▶ AIM OF THE EXERCISE:
Below are the entries to retype; reproduce each one exactly.

START RECORDED DATA

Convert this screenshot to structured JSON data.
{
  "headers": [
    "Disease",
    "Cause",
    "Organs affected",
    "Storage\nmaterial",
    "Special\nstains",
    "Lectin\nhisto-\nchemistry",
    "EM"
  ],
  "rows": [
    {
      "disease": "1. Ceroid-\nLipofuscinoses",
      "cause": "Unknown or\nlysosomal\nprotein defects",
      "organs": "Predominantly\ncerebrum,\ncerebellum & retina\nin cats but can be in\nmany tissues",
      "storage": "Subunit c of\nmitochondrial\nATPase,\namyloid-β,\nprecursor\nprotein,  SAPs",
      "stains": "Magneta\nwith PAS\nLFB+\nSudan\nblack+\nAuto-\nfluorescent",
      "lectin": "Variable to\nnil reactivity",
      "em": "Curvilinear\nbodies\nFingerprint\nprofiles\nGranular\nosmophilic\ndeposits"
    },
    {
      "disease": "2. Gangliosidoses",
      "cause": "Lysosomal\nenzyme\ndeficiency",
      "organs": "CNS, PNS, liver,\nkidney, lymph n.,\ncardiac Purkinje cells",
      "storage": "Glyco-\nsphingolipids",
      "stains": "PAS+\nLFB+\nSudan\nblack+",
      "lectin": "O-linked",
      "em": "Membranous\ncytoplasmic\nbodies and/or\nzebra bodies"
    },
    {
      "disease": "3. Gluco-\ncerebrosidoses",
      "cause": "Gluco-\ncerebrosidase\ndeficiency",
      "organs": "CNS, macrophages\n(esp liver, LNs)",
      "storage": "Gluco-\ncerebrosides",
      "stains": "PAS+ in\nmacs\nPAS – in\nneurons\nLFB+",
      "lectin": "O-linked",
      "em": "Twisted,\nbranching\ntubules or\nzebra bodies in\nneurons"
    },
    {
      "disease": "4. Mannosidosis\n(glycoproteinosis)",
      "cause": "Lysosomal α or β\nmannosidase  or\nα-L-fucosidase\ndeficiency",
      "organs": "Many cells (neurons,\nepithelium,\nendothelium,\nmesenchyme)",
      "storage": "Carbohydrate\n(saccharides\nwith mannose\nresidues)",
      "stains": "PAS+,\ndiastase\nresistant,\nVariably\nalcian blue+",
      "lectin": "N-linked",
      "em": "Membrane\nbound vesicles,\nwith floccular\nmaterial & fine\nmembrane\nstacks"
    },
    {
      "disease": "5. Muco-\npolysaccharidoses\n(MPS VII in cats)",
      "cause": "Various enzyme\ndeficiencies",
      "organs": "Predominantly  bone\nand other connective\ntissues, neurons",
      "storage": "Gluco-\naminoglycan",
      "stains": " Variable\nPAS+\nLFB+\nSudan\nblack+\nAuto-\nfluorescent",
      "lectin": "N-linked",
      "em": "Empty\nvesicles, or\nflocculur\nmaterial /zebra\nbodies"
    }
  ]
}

END RECORDED DATA

▶ RESULT BELOW:
Convert this screenshot to structured JSON data.
{
  "headers": [
    "Disease",
    "Cause",
    "Organs affected",
    "Storage\nmaterial",
    "Special\nstains",
    "Lectin\nhisto-\nchemistry",
    "EM"
  ],
  "rows": [
    {
      "disease": "1. Ceroid-\nLipofuscinoses",
      "cause": "Unknown or\nlysosomal\nprotein defects",
      "organs": "Predominantly\ncerebrum,\ncerebellum & retina\nin cats but can be in\nmany tissues",
      "storage": "Subunit c of\nmitochondrial\nATPase,\namyloid-β,\nprecursor\nprotein,  SAPs",
      "stains": "Magneta\nwith PAS\nLFB+\nSudan\nblack+\nAuto-\nfluorescent",
      "lectin": "Variable to\nnil reactivity",
      "em": "Curvilinear\nbodies\nFingerprint\nprofiles\nGranular\nosmophilic\ndeposits"
    },
    {
      "disease": "2. Gangliosidoses",
      "cause": "Lysosomal\nenzyme\ndeficiency",
      "organs": "CNS, PNS, liver,\nkidney, lymph n.,\ncardiac Purkinje cells",
      "storage": "Glyco-\nsphingolipids",
      "stains": "PAS+\nLFB+\nSudan\nblack+",
      "lectin": "O-linked",
      "em": "Membranous\ncytoplasmic\nbodies and/or\nzebra bodies"
    },
    {
      "disease": "3. Gluco-\ncerebrosidoses",
      "cause": "Gluco-\ncerebrosidase\ndeficiency",
      "organs": "CNS, macrophages\n(esp liver, LNs)",
      "storage": "Gluco-\ncerebrosides",
      "stains": "PAS+ in\nmacs\nPAS – in\nneurons\nLFB+",
      "lectin": "O-linked",
      "em": "Twisted,\nbranching\ntubules or\nzebra bodies in\nneurons"
    },
    {
      "disease": "4. Mannosidosis\n(glycoproteinosis)",
      "cause": "Lysosomal α or β\nmannosidase  or\nα-L-fucosidase\ndeficiency",
      "organs": "Many cells (neurons,\nepithelium,\nendothelium,\nmesenchyme)",
      "storage": "Carbohydrate\n(saccharides\nwith mannose\nresidues)",
      "stains": "PAS+,\ndiastase\nresistant,\nVariably\nalcian blue+",
      "lectin": "N-linked",
      "em": "Membrane\nbound vesicles,\nwith floccular\nmaterial & fine\nmembrane\nstacks"
    },
    {
      "disease": "5. Muco-\npolysaccharidoses\n(MPS VII in cats)",
      "cause": "Various enzyme\ndeficiencies",
      "organs": "Predominantly  bone\nand other connective\ntissues, neurons",
      "storage": "Gluco-\naminoglycan",
      "stains": " Variable\nPAS+\nLFB+\nSudan\nblack+\nAuto-\nfluorescent",
      "lectin": "N-linked",
      "em": "Empty\nvesicles, or\nflocculur\nmaterial /zebra\nbodies"
    }
  ]
}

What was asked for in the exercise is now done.